PROBLEM –
Your task is to give the data again, exactly, with every line intact.

INPUT DATA –
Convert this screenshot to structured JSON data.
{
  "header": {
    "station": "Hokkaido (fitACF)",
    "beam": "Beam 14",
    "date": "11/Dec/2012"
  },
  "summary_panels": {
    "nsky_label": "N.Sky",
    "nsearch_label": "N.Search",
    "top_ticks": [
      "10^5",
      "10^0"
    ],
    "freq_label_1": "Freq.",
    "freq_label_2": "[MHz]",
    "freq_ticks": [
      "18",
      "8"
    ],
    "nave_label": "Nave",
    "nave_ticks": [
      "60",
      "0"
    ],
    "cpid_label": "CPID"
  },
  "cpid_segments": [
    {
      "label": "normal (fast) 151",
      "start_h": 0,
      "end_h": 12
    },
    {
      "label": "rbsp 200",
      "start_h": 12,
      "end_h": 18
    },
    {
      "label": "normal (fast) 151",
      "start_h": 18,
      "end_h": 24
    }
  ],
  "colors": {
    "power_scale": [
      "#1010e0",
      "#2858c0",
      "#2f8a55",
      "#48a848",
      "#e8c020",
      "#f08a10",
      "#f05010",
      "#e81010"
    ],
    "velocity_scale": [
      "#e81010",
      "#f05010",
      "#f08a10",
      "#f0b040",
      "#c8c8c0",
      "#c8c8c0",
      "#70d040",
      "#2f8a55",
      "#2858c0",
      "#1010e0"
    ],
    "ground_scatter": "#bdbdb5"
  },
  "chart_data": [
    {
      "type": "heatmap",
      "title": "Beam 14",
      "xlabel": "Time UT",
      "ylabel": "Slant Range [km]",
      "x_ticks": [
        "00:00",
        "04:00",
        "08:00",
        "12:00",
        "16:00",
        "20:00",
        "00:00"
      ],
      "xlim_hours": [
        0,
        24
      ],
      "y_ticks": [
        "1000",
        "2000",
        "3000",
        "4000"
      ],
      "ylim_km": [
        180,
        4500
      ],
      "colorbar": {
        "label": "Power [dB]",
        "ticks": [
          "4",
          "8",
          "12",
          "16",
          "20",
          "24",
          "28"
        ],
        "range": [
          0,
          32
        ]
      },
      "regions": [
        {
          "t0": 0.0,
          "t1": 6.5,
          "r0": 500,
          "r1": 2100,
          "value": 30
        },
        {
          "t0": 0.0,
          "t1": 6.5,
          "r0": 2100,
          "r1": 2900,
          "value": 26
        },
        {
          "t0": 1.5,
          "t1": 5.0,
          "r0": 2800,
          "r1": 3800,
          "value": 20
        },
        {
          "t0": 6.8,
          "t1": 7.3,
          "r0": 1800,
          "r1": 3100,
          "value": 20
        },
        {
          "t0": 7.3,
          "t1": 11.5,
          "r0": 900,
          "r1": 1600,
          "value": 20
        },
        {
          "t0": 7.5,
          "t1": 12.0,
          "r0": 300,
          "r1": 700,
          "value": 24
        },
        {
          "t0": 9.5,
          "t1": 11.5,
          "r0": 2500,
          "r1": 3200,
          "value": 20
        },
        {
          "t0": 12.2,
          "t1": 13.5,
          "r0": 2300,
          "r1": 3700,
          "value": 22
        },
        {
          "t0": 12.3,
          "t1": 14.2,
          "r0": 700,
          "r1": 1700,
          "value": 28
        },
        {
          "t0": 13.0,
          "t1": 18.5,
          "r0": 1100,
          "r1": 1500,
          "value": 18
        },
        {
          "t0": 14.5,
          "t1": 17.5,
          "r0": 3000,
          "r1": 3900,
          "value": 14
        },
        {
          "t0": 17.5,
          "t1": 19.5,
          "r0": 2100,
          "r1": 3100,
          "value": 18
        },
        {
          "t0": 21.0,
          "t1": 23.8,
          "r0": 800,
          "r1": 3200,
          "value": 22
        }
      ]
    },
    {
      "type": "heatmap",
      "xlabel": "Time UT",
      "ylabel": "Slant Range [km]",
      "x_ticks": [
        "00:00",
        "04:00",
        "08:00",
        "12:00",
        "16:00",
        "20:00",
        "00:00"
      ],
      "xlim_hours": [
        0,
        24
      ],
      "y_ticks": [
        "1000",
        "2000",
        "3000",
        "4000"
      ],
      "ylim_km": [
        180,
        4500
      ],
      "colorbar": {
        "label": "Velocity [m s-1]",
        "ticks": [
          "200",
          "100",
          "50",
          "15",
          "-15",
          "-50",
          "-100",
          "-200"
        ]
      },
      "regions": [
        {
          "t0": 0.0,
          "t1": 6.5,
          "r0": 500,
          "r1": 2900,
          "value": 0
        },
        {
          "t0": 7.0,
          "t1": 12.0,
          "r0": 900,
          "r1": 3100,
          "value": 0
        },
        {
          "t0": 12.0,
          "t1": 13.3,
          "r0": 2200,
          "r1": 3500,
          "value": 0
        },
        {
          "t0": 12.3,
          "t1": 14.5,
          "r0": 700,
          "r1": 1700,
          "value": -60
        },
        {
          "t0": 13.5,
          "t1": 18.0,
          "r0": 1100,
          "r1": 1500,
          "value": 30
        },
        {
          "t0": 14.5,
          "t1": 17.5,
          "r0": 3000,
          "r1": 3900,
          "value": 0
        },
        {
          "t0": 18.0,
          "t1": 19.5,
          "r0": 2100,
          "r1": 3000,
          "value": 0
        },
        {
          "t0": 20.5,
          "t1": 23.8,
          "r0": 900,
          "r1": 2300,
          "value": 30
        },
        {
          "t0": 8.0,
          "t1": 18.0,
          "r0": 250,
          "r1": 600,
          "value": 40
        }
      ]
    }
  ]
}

SOLUTION FOR THIS TASK –
Convert this screenshot to structured JSON data.
{
  "header": {
    "station": "Hokkaido (fitACF)",
    "beam": "Beam 14",
    "date": "11/Dec/2012"
  },
  "summary_panels": {
    "nsky_label": "N.Sky",
    "nsearch_label": "N.Search",
    "top_ticks": [
      "10^5",
      "10^0"
    ],
    "freq_label_1": "Freq.",
    "freq_label_2": "[MHz]",
    "freq_ticks": [
      "18",
      "8"
    ],
    "nave_label": "Nave",
    "nave_ticks": [
      "60",
      "0"
    ],
    "cpid_label": "CPID"
  },
  "cpid_segments": [
    {
      "label": "normal (fast) 151",
      "start_h": 0,
      "end_h": 12
    },
    {
      "label": "rbsp 200",
      "start_h": 12,
      "end_h": 18
    },
    {
      "label": "normal (fast) 151",
      "start_h": 18,
      "end_h": 24
    }
  ],
  "colors": {
    "power_scale": [
      "#1010e0",
      "#2858c0",
      "#2f8a55",
      "#48a848",
      "#e8c020",
      "#f08a10",
      "#f05010",
      "#e81010"
    ],
    "velocity_scale": [
      "#e81010",
      "#f05010",
      "#f08a10",
      "#f0b040",
      "#c8c8c0",
      "#c8c8c0",
      "#70d040",
      "#2f8a55",
      "#2858c0",
      "#1010e0"
    ],
    "ground_scatter": "#bdbdb5"
  },
  "chart_data": [
    {
      "type": "heatmap",
      "title": "Beam 14",
      "xlabel": "Time UT",
      "ylabel": "Slant Range [km]",
      "x_ticks": [
        "00:00",
        "04:00",
        "08:00",
        "12:00",
        "16:00",
        "20:00",
        "00:00"
      ],
      "xlim_hours": [
        0,
        24
      ],
      "y_ticks": [
        "1000",
        "2000",
        "3000",
        "4000"
      ],
      "ylim_km": [
        180,
        4500
      ],
      "colorbar": {
        "label": "Power [dB]",
        "ticks": [
          "4",
          "8",
          "12",
          "16",
          "20",
          "24",
          "28"
        ],
        "range": [
          0,
          32
        ]
      },
      "regions": [
        {
          "t0": 0.0,
          "t1": 6.5,
          "r0": 500,
          "r1": 2100,
          "value": 30
        },
        {
          "t0": 0.0,
          "t1": 6.5,
          "r0": 2100,
          "r1": 2900,
          "value": 26
        },
        {
          "t0": 1.5,
          "t1": 5.0,
          "r0": 2800,
          "r1": 3800,
          "value": 20
        },
        {
          "t0": 6.8,
          "t1": 7.3,
          "r0": 1800,
          "r1": 3100,
          "value": 20
        },
        {
          "t0": 7.3,
          "t1": 11.5,
          "r0": 900,
          "r1": 1600,
          "value": 20
        },
        {
          "t0": 7.5,
          "t1": 12.0,
          "r0": 300,
          "r1": 700,
          "value": 24
        },
        {
          "t0": 9.5,
          "t1": 11.5,
          "r0": 2500,
          "r1": 3200,
          "value": 20
        },
        {
          "t0": 12.2,
          "t1": 13.5,
          "r0": 2300,
          "r1": 3700,
          "value": 22
        },
        {
          "t0": 12.3,
          "t1": 14.2,
          "r0": 700,
          "r1": 1700,
          "value": 28
        },
        {
          "t0": 13.0,
          "t1": 18.5,
          "r0": 1100,
          "r1": 1500,
          "value": 18
        },
        {
          "t0": 14.5,
          "t1": 17.5,
          "r0": 3000,
          "r1": 3900,
          "value": 14
        },
        {
          "t0": 17.5,
          "t1": 19.5,
          "r0": 2100,
          "r1": 3100,
          "value": 18
        },
        {
          "t0": 21.0,
          "t1": 23.8,
          "r0": 800,
          "r1": 3200,
          "value": 22
        }
      ]
    },
    {
      "type": "heatmap",
      "xlabel": "Time UT",
      "ylabel": "Slant Range [km]",
      "x_ticks": [
        "00:00",
        "04:00",
        "08:00",
        "12:00",
        "16:00",
        "20:00",
        "00:00"
      ],
      "xlim_hours": [
        0,
        24
      ],
      "y_ticks": [
        "1000",
        "2000",
        "3000",
        "4000"
      ],
      "ylim_km": [
        180,
        4500
      ],
      "colorbar": {
        "label": "Velocity [m s-1]",
        "ticks": [
          "200",
          "100",
          "50",
          "15",
          "-15",
          "-50",
          "-100",
          "-200"
        ]
      },
      "regions": [
        {
          "t0": 0.0,
          "t1": 6.5,
          "r0": 500,
          "r1": 2900,
          "value": 0
        },
        {
          "t0": 7.0,
          "t1": 12.0,
          "r0": 900,
          "r1": 3100,
          "value": 0
        },
        {
          "t0": 12.0,
          "t1": 13.3,
          "r0": 2200,
          "r1": 3500,
          "value": 0
        },
        {
          "t0": 12.3,
          "t1": 14.5,
          "r0": 700,
          "r1": 1700,
          "value": -60
        },
        {
          "t0": 13.5,
          "t1": 18.0,
          "r0": 1100,
          "r1": 1500,
          "value": 30
        },
        {
          "t0": 14.5,
          "t1": 17.5,
          "r0": 3000,
          "r1": 3900,
          "value": 0
        },
        {
          "t0": 18.0,
          "t1": 19.5,
          "r0": 2100,
          "r1": 3000,
          "value": 0
        },
        {
          "t0": 20.5,
          "t1": 23.8,
          "r0": 900,
          "r1": 2300,
          "value": 30
        },
        {
          "t0": 8.0,
          "t1": 18.0,
          "r0": 250,
          "r1": 600,
          "value": 40
        }
      ]
    }
  ]
}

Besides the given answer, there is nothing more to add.